Rows from a figure dataset:
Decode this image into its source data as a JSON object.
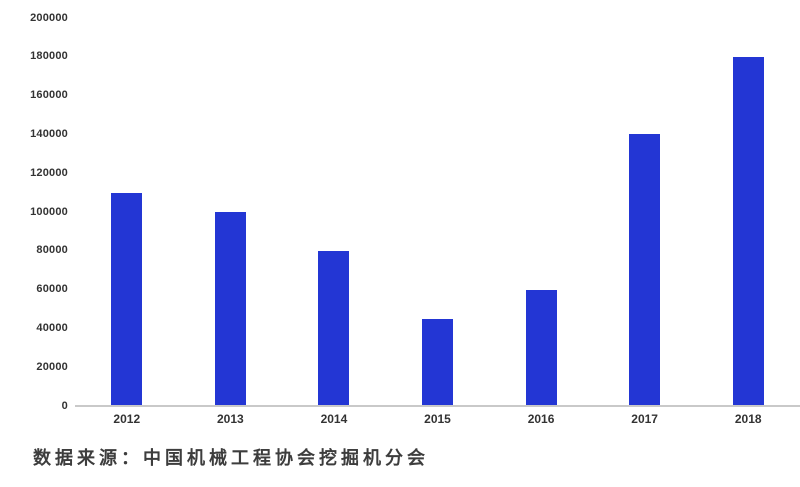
{
  "chart_data": {
    "type": "bar",
    "title": "",
    "xlabel": "",
    "ylabel": "",
    "categories": [
      "2012",
      "2013",
      "2014",
      "2015",
      "2016",
      "2017",
      "2018"
    ],
    "values": [
      110000,
      100000,
      80000,
      45000,
      60000,
      140000,
      180000
    ],
    "ylim": [
      0,
      200000
    ],
    "ytick_step": 20000,
    "yticks": [
      "0",
      "20000",
      "40000",
      "60000",
      "80000",
      "100000",
      "120000",
      "140000",
      "160000",
      "180000",
      "200000"
    ],
    "grid": false,
    "legend": false,
    "bar_color": "#2336d4"
  },
  "source_note": "数据来源：中国机械工程协会挖掘机分会",
  "colors": {
    "bar": "#2336d4",
    "baseline": "#c9c9c9",
    "tick_text": "#333333",
    "source_text": "#3d3d3d",
    "background": "#ffffff"
  }
}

GOAL OF THE EXERCISE:
Transcribe all entries above exactly. Drop the pictures.

RESPONSE TO THE EXERCISE:
Decode this image into its source data as a JSON object.
{
  "chart_data": {
    "type": "bar",
    "title": "",
    "xlabel": "",
    "ylabel": "",
    "categories": [
      "2012",
      "2013",
      "2014",
      "2015",
      "2016",
      "2017",
      "2018"
    ],
    "values": [
      110000,
      100000,
      80000,
      45000,
      60000,
      140000,
      180000
    ],
    "ylim": [
      0,
      200000
    ],
    "ytick_step": 20000,
    "yticks": [
      "0",
      "20000",
      "40000",
      "60000",
      "80000",
      "100000",
      "120000",
      "140000",
      "160000",
      "180000",
      "200000"
    ],
    "grid": false,
    "legend": false,
    "bar_color": "#2336d4"
  },
  "source_note": "数据来源：中国机械工程协会挖掘机分会",
  "colors": {
    "bar": "#2336d4",
    "baseline": "#c9c9c9",
    "tick_text": "#333333",
    "source_text": "#3d3d3d",
    "background": "#ffffff"
  }
}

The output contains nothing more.